──────── Data for this task ────────

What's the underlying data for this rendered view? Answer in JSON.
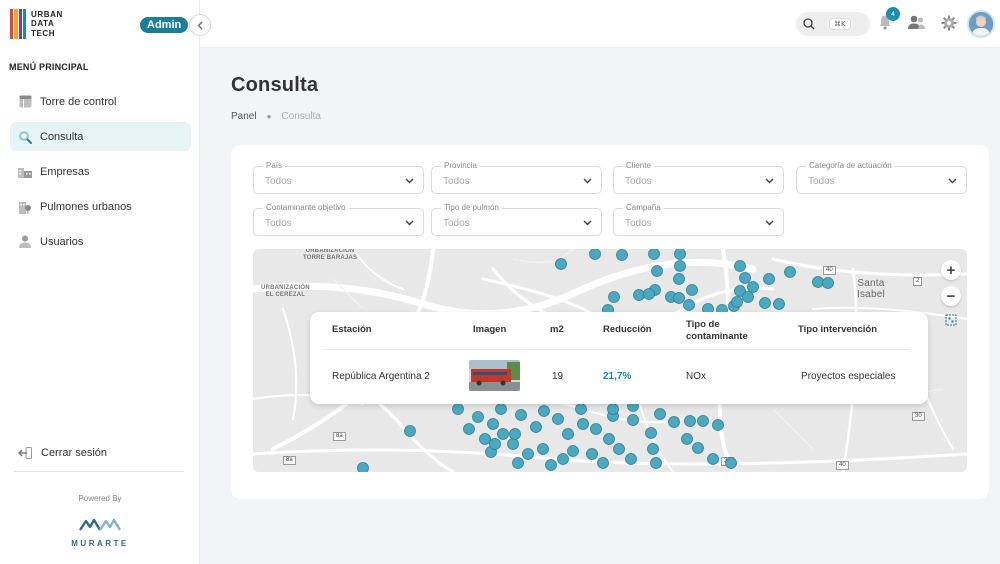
{
  "brand": {
    "line1": "URBAN",
    "line2": "DATA",
    "line3": "TECH",
    "colors": [
      "#e8443a",
      "#f5a623",
      "#7b3fa0",
      "#1a8aa6"
    ]
  },
  "admin_badge": "Admin",
  "sidebar": {
    "menu_title": "MENÚ PRINCIPAL",
    "items": [
      {
        "label": "Torre de control",
        "icon": "table-icon"
      },
      {
        "label": "Consulta",
        "icon": "search-icon"
      },
      {
        "label": "Empresas",
        "icon": "building-icon"
      },
      {
        "label": "Pulmones urbanos",
        "icon": "tree-icon"
      },
      {
        "label": "Usuarios",
        "icon": "user-icon"
      }
    ],
    "logout": "Cerrar sesión",
    "powered_by": "Powered By",
    "partner": "MURARTE"
  },
  "topbar": {
    "search_shortcut": "⌘K",
    "notification_count": "4"
  },
  "page": {
    "title": "Consulta",
    "breadcrumb": [
      "Panel",
      "Consulta"
    ]
  },
  "filters": [
    {
      "label": "País",
      "value": "Todos"
    },
    {
      "label": "Provincia",
      "value": "Todos"
    },
    {
      "label": "Cliente",
      "value": "Todos"
    },
    {
      "label": "Categoría de actuación",
      "value": "Todos"
    },
    {
      "label": "Contaminante objetivo",
      "value": "Todos"
    },
    {
      "label": "Tipo de pulmón",
      "value": "Todos"
    },
    {
      "label": "Campaña",
      "value": "Todos"
    }
  ],
  "map": {
    "labels": [
      {
        "text": "URBANIZACIÓN\nTORRE BARAJAS"
      },
      {
        "text": "URBANIZACIÓN\nEL CEREZAL"
      },
      {
        "text": "Santa\nIsabel"
      }
    ],
    "roads": [
      "40",
      "2",
      "30",
      "40",
      "30",
      "8a",
      "8a"
    ],
    "zoom_in": "+",
    "zoom_out": "−",
    "marker_color": "#4aa9c0"
  },
  "popup": {
    "headers": [
      "Estación",
      "Imagen",
      "m2",
      "Reducción",
      "Tipo de\ncontaminante",
      "Tipo intervención"
    ],
    "row": {
      "station": "República Argentina 2",
      "m2": "19",
      "reduction": "21,7%",
      "pollutant": "NOx",
      "intervention": "Proyectos especiales"
    }
  }
}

────────

**Aim:** Every line in the data above that contains "URBANIZACIÓN" needs to be copied.

**Task answer:**
        "text": "URBANIZACIÓN\nTORRE BARAJAS"
        "text": "URBANIZACIÓN\nEL CEREZAL"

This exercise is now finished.